*Task directions:* Check every line of the entries that follow, and copy the ones containing "value".

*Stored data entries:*
=======
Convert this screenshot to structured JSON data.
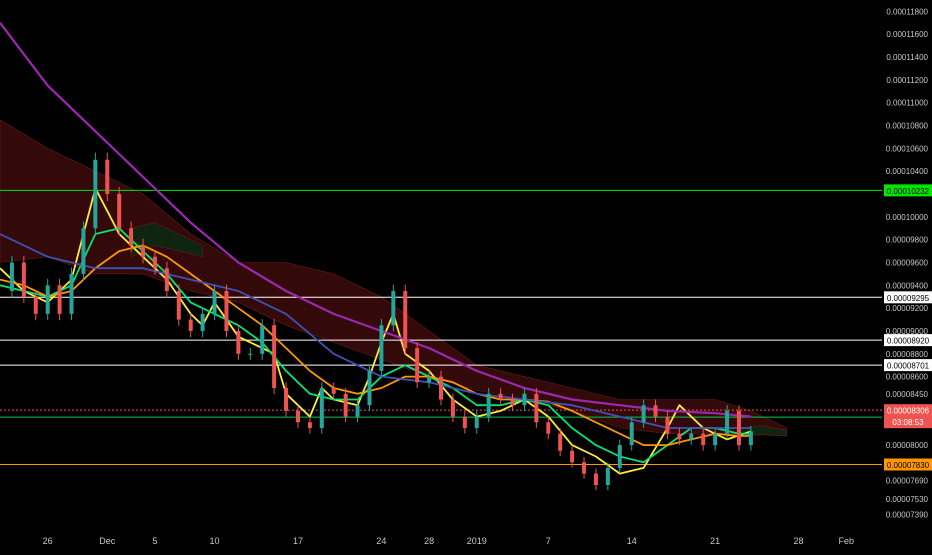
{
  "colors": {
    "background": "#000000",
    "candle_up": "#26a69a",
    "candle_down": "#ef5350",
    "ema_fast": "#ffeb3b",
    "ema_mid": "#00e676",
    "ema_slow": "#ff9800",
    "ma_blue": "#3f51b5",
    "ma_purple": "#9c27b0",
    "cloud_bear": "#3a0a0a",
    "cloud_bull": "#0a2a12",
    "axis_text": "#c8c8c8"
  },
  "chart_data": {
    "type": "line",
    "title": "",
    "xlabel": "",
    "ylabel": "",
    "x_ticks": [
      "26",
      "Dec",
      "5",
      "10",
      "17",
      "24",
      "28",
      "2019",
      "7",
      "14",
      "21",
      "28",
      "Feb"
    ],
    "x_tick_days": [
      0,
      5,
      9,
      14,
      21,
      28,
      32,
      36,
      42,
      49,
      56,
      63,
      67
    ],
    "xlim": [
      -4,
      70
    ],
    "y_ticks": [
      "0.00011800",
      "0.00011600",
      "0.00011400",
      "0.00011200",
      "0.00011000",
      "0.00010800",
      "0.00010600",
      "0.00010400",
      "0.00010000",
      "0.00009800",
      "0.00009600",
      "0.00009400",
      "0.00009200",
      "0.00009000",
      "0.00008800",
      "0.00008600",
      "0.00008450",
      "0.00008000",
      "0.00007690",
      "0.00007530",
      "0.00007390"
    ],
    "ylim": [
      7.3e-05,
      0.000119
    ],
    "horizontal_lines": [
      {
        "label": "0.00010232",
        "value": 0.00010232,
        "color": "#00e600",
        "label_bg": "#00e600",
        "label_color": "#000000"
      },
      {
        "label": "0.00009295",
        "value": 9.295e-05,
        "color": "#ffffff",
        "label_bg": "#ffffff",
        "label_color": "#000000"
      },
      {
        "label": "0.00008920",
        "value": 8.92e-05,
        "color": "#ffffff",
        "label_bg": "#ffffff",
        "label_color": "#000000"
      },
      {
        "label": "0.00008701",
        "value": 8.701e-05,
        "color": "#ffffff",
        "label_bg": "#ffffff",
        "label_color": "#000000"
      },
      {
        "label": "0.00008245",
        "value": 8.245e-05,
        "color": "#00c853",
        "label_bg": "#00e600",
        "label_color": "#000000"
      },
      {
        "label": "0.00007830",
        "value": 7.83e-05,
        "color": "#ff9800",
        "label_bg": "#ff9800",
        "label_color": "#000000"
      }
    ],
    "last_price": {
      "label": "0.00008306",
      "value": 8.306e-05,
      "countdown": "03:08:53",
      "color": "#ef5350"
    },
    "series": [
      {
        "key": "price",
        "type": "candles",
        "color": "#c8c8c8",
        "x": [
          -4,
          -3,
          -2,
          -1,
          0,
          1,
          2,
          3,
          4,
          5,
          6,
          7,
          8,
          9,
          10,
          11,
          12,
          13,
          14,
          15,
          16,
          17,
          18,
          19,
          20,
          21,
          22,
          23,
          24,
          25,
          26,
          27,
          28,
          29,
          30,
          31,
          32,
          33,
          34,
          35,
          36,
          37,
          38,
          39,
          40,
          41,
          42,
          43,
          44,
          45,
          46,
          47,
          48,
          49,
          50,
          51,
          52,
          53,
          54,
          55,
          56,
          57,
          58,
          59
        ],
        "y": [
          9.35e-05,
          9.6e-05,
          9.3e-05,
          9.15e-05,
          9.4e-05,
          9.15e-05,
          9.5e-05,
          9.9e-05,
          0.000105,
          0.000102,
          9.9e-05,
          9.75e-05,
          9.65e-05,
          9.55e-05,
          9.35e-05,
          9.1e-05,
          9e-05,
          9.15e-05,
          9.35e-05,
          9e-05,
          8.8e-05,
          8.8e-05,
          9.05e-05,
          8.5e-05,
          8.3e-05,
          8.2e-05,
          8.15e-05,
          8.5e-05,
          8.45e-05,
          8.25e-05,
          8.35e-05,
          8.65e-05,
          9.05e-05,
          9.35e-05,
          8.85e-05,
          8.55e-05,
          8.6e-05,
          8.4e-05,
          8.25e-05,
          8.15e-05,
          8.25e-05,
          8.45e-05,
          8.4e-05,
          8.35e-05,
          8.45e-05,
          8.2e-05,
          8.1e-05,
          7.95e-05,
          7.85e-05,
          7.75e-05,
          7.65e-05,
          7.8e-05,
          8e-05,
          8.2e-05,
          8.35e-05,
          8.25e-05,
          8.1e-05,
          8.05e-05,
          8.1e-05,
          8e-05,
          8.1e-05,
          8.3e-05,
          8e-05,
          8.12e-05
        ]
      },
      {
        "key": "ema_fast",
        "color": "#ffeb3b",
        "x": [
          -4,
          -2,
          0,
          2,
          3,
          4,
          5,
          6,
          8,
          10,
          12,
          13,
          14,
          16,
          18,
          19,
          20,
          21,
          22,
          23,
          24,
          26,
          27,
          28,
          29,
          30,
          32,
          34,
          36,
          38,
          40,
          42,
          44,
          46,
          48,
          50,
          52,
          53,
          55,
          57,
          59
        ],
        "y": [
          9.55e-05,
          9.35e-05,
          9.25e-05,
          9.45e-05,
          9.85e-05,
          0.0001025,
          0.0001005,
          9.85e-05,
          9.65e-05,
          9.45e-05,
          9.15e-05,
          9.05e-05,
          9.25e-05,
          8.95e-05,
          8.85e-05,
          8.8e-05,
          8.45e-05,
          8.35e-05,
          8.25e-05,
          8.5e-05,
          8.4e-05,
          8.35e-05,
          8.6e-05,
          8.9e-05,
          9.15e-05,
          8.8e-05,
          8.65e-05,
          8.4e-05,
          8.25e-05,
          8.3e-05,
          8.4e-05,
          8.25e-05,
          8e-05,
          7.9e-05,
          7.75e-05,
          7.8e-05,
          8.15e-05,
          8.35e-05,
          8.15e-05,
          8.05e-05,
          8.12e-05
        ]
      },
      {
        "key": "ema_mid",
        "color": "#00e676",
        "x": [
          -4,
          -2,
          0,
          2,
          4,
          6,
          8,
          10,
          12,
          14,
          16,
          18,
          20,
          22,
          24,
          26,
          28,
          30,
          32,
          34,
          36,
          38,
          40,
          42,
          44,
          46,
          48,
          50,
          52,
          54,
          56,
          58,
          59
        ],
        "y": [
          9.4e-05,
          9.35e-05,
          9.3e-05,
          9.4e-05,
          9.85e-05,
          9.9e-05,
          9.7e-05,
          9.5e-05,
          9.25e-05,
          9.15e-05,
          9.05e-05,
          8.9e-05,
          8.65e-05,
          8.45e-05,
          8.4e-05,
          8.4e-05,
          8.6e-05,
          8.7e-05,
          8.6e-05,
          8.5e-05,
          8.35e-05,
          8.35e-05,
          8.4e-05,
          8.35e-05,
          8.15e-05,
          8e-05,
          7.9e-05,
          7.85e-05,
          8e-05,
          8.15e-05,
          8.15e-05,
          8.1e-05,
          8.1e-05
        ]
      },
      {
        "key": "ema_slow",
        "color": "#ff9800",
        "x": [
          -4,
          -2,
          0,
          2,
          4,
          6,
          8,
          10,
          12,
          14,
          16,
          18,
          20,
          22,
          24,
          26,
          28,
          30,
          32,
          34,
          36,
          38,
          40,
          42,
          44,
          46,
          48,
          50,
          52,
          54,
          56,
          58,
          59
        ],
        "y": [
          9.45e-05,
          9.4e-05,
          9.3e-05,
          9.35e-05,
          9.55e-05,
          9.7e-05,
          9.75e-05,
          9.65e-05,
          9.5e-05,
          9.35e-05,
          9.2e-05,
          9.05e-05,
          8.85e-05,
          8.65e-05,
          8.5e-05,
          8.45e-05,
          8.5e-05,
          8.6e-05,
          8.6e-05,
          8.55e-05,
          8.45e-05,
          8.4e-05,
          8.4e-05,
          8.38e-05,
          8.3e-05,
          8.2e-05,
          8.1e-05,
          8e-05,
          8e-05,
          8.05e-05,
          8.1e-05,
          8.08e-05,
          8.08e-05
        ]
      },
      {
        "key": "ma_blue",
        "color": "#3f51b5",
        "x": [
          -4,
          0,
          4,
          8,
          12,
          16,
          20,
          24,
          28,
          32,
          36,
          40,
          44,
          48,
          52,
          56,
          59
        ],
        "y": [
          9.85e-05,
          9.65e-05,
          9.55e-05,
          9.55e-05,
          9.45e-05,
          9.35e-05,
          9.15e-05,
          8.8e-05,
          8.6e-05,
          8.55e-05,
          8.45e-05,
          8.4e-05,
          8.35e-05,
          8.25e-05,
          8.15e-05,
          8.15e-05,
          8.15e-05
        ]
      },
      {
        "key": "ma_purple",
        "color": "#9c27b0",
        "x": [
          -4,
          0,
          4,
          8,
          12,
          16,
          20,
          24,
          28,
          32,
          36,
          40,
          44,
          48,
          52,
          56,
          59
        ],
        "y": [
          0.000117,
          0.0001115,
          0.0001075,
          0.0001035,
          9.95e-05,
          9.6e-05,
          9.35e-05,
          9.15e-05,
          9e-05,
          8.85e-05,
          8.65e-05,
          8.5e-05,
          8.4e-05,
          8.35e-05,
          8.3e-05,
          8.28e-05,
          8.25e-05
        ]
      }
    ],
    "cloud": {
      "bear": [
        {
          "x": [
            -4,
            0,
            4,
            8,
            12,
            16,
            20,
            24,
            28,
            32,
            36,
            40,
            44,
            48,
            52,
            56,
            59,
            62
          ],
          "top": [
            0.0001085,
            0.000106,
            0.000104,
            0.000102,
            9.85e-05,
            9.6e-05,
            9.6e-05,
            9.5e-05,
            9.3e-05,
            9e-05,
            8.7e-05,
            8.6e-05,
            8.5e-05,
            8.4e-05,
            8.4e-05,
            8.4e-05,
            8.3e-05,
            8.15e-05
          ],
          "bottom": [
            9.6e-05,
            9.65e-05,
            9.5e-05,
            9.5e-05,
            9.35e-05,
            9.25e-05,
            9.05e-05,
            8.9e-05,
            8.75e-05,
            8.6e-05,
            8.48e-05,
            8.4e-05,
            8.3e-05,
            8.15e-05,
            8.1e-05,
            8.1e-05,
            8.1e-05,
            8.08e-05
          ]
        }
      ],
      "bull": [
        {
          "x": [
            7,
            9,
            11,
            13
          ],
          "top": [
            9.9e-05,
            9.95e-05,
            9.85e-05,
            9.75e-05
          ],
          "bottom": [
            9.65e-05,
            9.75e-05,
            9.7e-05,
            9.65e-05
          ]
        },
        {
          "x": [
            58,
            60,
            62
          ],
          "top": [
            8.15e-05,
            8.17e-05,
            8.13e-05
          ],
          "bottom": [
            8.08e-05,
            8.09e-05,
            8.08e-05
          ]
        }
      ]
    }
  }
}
=======
*Response to this exercise:*
        "value": 0.00010232,
        "value": 9.295e-05,
        "value": 8.92e-05,
        "value": 8.701e-05,
        "value": 8.245e-05,
        "value": 7.83e-05,
      "value": 8.306e-05,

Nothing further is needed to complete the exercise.